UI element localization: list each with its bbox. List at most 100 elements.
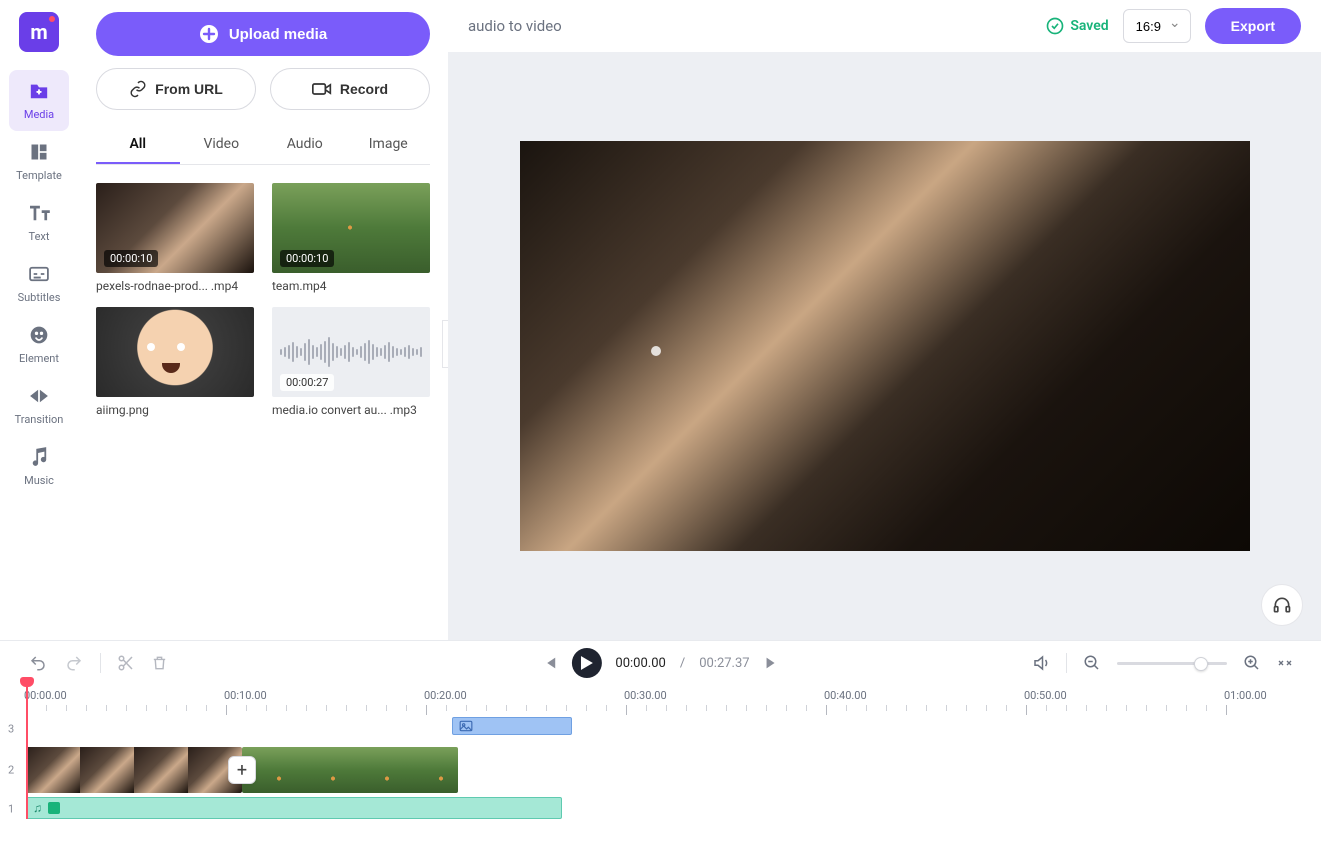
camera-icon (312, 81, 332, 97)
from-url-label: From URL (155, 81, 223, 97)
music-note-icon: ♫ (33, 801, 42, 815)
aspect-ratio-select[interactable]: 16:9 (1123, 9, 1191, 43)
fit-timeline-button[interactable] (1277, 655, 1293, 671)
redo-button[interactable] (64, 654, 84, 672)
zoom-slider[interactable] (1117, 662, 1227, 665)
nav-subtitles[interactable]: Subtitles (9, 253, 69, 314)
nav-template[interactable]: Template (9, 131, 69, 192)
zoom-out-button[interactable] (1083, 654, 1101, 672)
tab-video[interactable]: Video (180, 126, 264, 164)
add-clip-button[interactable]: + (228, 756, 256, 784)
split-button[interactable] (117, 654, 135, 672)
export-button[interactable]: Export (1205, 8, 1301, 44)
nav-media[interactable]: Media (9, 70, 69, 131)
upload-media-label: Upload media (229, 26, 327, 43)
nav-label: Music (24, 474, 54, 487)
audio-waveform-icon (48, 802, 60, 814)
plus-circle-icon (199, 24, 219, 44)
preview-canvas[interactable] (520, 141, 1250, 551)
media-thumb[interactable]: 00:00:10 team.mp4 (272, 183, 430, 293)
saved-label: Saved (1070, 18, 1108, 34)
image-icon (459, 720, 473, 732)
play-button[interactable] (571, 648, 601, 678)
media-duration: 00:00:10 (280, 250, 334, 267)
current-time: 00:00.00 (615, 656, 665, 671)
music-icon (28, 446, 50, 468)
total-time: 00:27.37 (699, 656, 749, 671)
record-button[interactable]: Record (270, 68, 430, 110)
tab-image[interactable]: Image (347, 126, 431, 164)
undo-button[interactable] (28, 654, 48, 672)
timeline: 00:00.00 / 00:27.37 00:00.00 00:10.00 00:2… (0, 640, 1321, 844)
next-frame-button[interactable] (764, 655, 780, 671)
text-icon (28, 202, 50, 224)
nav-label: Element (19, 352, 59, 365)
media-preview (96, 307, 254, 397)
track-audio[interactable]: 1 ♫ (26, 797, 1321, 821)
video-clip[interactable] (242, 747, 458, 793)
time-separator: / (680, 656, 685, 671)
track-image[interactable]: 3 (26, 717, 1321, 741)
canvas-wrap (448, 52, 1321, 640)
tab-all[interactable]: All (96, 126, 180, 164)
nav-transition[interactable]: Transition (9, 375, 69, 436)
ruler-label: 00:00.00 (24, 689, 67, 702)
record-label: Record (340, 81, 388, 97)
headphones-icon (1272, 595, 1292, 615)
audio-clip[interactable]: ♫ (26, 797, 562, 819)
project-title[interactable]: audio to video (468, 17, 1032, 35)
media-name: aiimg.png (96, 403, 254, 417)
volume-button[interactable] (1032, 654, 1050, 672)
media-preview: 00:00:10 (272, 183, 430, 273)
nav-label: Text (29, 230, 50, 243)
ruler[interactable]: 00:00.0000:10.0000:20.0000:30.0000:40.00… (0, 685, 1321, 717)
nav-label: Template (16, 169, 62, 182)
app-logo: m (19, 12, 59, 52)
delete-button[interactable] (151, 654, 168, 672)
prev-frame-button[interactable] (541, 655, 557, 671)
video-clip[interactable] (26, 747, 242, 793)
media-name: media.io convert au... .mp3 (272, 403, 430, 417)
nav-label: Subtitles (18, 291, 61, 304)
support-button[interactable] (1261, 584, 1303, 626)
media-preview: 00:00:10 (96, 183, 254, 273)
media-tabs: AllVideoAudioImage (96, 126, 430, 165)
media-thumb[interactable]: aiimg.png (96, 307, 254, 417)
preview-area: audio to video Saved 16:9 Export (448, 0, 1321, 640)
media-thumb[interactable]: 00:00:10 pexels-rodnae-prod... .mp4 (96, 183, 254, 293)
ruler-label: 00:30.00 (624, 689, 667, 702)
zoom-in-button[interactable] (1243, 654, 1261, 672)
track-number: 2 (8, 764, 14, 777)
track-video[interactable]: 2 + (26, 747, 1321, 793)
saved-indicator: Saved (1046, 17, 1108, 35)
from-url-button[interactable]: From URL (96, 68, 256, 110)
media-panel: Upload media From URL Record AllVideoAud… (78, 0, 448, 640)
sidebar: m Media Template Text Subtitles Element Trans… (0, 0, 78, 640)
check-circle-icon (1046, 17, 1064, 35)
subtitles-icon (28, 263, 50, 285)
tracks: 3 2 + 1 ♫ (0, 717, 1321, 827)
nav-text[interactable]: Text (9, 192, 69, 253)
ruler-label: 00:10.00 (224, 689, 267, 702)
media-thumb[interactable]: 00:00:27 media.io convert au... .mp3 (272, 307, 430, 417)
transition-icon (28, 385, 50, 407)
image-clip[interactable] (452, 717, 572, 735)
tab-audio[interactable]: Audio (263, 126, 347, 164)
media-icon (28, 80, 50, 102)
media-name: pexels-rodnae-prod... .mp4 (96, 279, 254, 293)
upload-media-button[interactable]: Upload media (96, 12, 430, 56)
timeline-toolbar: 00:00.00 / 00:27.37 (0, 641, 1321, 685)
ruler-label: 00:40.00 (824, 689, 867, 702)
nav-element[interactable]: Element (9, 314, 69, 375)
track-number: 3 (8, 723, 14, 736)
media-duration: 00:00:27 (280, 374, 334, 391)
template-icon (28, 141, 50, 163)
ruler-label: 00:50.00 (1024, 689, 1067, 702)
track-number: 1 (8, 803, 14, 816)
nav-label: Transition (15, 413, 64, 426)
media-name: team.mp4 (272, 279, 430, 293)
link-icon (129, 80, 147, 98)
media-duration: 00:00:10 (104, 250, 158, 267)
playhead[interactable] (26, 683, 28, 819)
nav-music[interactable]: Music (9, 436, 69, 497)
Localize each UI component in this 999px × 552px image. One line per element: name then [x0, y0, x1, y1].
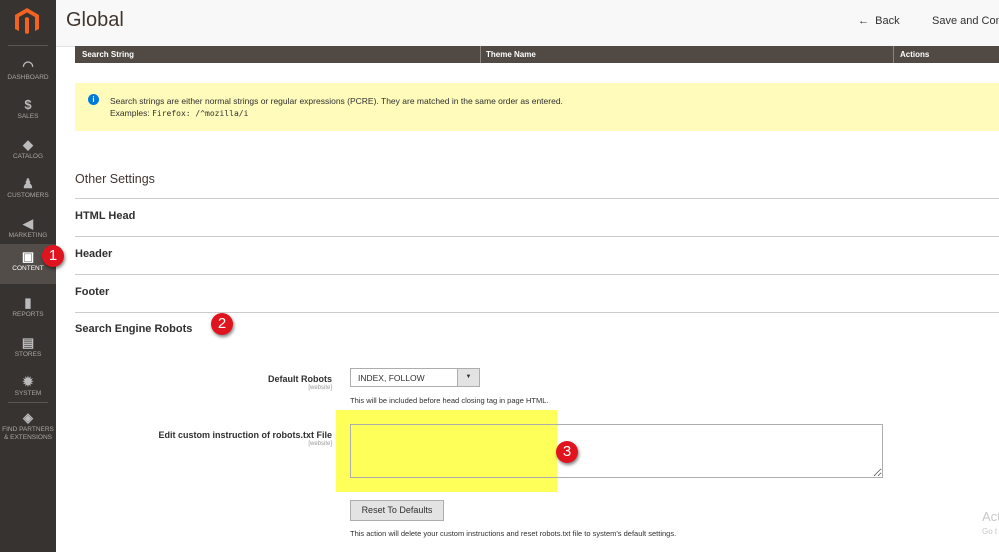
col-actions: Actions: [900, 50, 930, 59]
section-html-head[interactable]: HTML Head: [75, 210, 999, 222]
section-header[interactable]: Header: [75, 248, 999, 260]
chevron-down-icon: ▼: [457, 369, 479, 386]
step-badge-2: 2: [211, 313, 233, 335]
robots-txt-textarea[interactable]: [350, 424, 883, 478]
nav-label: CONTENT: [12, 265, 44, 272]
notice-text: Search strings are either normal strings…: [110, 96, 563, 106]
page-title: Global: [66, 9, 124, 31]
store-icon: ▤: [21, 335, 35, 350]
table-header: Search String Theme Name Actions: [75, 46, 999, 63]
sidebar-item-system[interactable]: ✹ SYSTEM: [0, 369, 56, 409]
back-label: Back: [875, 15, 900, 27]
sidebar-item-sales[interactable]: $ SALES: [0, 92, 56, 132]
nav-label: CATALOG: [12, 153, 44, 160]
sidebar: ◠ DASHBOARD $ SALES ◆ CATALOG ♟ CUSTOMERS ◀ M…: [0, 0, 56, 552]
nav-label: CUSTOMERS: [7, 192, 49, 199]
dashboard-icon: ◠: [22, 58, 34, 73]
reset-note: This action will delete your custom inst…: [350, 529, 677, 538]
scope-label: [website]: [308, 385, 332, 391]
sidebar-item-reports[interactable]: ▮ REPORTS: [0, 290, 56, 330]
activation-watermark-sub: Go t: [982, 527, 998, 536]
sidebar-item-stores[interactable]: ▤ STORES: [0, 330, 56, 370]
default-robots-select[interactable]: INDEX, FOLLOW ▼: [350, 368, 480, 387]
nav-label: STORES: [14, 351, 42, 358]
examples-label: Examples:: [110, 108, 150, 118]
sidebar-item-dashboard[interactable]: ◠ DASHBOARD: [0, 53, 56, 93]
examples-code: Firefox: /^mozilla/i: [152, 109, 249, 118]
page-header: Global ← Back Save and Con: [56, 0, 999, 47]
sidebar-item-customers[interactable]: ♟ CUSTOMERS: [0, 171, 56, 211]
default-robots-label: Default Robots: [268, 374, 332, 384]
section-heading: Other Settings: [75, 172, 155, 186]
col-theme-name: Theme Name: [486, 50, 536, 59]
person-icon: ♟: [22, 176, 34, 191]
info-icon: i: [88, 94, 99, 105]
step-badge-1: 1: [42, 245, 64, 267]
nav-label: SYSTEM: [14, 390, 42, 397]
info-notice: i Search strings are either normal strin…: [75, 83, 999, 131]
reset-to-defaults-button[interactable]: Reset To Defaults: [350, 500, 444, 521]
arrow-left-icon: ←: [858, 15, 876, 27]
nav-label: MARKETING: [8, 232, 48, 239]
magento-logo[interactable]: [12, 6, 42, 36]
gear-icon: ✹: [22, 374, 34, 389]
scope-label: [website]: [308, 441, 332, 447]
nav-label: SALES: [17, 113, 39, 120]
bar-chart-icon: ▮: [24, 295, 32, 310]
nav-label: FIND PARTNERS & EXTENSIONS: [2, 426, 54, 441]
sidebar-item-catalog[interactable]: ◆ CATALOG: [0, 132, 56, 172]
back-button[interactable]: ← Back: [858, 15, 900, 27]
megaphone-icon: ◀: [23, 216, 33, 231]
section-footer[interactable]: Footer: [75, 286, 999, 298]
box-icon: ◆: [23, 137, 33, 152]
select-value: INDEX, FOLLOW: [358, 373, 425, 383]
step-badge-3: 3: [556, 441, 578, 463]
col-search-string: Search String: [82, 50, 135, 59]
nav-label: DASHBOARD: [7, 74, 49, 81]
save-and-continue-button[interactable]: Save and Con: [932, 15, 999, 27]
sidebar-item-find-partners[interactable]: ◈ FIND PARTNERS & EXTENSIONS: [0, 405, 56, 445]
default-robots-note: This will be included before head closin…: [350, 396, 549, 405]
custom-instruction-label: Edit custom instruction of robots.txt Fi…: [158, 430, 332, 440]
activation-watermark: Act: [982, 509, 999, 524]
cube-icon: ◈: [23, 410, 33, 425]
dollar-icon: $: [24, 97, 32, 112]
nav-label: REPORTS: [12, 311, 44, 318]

──────────

--- EXERCISE DETAILS ---
Write out the lines from the line with "camera-icon (312, 81, 332, 97)" up to and including the line with "image-icon (459, 720, 473, 732)", reproducing each one exactly.

--- SOLUTION BELOW ---
camera-icon (312, 81, 332, 97)
from-url-label: From URL (155, 81, 223, 97)
music-note-icon: ♫ (33, 801, 42, 815)
aspect-ratio-select[interactable]: 16:9 (1123, 9, 1191, 43)
fit-timeline-button[interactable] (1277, 655, 1293, 671)
redo-button[interactable] (64, 654, 84, 672)
zoom-slider[interactable] (1117, 662, 1227, 665)
nav-subtitles[interactable]: Subtitles (9, 253, 69, 314)
nav-template[interactable]: Template (9, 131, 69, 192)
zoom-out-button[interactable] (1083, 654, 1101, 672)
tab-video[interactable]: Video (180, 126, 264, 164)
add-clip-button[interactable]: + (228, 756, 256, 784)
split-button[interactable] (117, 654, 135, 672)
export-button[interactable]: Export (1205, 8, 1301, 44)
nav-media[interactable]: Media (9, 70, 69, 131)
upload-media-label: Upload media (229, 26, 327, 43)
nav-label: Music (24, 474, 54, 487)
audio-waveform-icon (48, 802, 60, 814)
plus-circle-icon (199, 24, 219, 44)
preview-canvas[interactable] (520, 141, 1250, 551)
media-thumb[interactable]: 00:00:10 team.mp4 (272, 183, 430, 293)
saved-label: Saved (1070, 18, 1108, 34)
image-icon (459, 720, 473, 732)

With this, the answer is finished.